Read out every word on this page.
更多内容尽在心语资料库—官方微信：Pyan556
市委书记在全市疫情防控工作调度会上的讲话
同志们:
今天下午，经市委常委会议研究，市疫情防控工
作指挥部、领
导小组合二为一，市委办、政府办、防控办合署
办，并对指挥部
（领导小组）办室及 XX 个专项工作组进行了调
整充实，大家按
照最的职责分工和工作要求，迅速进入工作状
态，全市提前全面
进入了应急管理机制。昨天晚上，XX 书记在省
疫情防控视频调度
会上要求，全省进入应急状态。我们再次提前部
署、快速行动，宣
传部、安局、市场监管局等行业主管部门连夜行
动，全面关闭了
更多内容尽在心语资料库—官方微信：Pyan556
-.-.-
What is needed here is an exact reproduction of all the entries.

- Reply to the task:
Read out every word on this page.
更多内容尽在心语资料库—官方微信：Pyan556
市委书记在全市疫情防控工作调度会上的讲话
同志们:
今天下午，经市委常委会议研究，市疫情防控工
作指挥部、领
导小组合二为一，市委办、政府办、防控办合署
办，并对指挥部
（领导小组）办室及 XX 个专项工作组进行了调
整充实，大家按
照最的职责分工和工作要求，迅速进入工作状
态，全市提前全面
进入了应急管理机制。昨天晚上，XX 书记在省
疫情防控视频调度
会上要求，全省进入应急状态。我们再次提前部
署、快速行动，宣
传部、安局、市场监管局等行业主管部门连夜行
动，全面关闭了
更多内容尽在心语资料库—官方微信：Pyan556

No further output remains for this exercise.